• _Set task_: Read the material below and tally how many lines hold the word "Naivas", giving the number and nothing else.

* Start *

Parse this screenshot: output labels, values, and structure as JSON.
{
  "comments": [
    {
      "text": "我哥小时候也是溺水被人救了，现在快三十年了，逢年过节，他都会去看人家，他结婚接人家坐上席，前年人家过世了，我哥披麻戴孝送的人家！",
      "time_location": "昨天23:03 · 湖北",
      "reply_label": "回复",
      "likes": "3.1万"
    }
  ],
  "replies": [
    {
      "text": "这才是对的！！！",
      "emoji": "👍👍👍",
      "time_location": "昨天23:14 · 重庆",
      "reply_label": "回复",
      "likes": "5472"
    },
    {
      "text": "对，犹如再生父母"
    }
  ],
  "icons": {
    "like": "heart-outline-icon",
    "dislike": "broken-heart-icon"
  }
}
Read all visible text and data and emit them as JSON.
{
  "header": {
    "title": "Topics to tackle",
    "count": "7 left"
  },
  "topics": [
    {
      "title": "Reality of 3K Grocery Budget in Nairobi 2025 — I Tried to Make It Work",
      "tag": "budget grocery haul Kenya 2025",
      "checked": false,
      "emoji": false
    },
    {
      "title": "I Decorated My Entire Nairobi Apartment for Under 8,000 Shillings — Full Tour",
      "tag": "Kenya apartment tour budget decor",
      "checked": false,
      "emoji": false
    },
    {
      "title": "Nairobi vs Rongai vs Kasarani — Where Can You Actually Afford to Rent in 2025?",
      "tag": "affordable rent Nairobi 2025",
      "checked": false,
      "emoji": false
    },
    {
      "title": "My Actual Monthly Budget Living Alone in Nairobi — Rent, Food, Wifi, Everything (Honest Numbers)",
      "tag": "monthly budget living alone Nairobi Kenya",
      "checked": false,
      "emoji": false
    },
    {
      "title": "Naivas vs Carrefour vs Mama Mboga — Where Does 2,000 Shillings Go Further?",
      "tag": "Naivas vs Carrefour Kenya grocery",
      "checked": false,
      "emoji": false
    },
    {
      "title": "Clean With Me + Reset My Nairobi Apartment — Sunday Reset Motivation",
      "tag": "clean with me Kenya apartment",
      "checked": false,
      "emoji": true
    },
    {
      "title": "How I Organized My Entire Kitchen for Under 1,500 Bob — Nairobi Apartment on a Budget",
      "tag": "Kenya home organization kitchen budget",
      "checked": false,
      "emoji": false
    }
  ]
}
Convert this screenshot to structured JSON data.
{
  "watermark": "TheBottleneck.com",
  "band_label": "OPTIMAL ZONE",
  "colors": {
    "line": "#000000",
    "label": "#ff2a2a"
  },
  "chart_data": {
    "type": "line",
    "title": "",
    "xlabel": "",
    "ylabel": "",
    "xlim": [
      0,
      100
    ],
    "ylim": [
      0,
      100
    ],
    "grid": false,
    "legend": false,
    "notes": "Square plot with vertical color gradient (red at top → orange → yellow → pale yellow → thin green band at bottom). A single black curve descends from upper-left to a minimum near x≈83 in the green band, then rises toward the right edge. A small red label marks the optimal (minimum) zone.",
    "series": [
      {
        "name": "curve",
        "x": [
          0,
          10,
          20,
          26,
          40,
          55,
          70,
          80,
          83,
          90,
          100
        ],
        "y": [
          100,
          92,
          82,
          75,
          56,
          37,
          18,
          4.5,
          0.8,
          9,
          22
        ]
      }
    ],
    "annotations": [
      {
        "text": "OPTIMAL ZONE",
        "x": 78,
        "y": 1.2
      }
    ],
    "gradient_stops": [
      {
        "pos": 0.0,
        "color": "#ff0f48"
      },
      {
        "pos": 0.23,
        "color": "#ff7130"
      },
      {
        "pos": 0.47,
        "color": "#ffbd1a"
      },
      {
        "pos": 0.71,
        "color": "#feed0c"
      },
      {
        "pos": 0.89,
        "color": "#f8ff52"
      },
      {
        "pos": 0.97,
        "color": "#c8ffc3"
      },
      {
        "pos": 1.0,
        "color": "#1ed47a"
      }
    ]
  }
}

* End *

• _Final answer_: 2